▶ **JOB**: Sort through the entries below and pull out lines containing the word "comme".

▶ **DATASET EXTRACT**:
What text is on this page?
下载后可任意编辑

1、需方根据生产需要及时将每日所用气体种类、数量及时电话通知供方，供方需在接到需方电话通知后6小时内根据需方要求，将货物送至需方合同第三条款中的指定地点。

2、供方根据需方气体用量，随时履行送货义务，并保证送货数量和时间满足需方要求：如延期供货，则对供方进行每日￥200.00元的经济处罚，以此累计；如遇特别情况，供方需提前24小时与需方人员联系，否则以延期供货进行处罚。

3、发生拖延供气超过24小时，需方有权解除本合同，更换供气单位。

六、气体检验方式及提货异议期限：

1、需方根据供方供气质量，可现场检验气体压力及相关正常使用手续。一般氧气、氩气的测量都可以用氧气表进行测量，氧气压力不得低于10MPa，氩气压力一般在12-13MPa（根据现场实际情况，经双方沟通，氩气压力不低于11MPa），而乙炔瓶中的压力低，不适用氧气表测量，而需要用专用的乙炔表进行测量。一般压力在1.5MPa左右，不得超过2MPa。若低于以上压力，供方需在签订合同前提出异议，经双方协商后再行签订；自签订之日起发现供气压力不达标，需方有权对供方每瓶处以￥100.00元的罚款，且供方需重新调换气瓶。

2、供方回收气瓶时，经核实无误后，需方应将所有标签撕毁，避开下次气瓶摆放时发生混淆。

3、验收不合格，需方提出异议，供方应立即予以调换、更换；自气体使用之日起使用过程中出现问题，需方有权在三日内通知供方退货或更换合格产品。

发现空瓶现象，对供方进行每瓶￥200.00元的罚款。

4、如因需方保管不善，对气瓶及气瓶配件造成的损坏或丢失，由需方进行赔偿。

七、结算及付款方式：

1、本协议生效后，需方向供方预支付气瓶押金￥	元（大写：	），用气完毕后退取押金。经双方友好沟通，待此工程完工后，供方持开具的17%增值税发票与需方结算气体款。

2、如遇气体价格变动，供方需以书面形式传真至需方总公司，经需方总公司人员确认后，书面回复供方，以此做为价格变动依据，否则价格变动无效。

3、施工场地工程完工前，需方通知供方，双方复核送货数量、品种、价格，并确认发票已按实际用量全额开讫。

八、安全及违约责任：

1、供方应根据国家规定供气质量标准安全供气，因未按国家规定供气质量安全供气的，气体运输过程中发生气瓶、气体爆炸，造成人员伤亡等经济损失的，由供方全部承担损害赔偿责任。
==
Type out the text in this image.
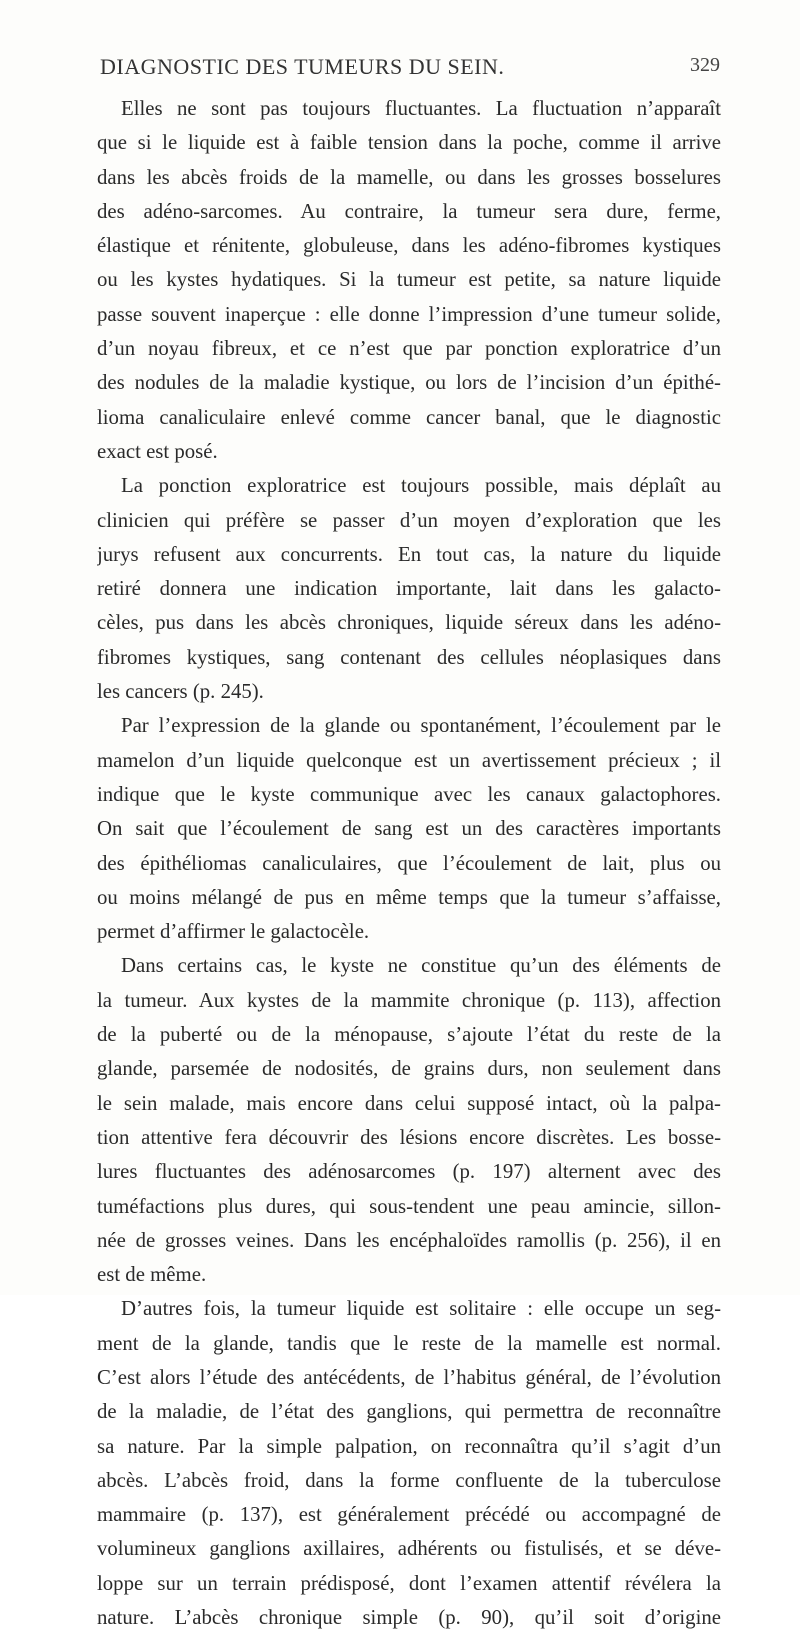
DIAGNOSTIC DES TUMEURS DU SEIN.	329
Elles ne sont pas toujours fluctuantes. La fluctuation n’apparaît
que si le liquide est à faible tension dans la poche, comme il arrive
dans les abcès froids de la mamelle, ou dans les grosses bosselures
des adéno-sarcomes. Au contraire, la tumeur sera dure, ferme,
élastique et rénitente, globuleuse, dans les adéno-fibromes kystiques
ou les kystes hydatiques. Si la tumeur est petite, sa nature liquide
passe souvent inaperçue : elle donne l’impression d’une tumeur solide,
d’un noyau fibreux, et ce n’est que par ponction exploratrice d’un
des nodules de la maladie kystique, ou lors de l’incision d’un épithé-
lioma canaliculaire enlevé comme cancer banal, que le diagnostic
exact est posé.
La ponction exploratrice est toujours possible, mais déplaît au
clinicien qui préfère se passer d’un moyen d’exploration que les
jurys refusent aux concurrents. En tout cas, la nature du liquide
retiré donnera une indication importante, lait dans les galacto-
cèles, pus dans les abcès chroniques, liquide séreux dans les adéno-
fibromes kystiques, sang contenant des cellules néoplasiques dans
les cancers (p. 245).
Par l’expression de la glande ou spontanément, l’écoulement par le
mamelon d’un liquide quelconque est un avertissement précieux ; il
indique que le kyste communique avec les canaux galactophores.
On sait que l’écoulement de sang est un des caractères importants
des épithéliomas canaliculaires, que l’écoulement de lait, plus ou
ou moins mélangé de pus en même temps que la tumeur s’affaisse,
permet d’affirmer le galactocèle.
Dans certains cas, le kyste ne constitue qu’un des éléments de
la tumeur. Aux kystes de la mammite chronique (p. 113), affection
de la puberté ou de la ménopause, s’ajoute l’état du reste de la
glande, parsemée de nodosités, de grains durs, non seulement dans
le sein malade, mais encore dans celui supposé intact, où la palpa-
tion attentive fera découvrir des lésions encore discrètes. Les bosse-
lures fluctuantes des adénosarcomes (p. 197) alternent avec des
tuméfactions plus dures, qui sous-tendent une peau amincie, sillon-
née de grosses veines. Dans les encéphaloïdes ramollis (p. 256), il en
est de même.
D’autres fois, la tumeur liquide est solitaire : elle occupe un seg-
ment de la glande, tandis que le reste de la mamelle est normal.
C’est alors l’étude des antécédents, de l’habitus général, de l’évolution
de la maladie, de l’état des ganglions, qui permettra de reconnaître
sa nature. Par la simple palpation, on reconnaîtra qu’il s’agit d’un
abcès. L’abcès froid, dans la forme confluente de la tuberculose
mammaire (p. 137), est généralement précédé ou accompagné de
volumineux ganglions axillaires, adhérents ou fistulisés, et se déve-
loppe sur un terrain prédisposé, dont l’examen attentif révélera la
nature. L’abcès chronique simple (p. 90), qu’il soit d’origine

▶ **TASK OUTPUT**:
que si le liquide est à faible tension dans la poche, comme il arrive
lioma canaliculaire enlevé comme cancer banal, que le diagnostic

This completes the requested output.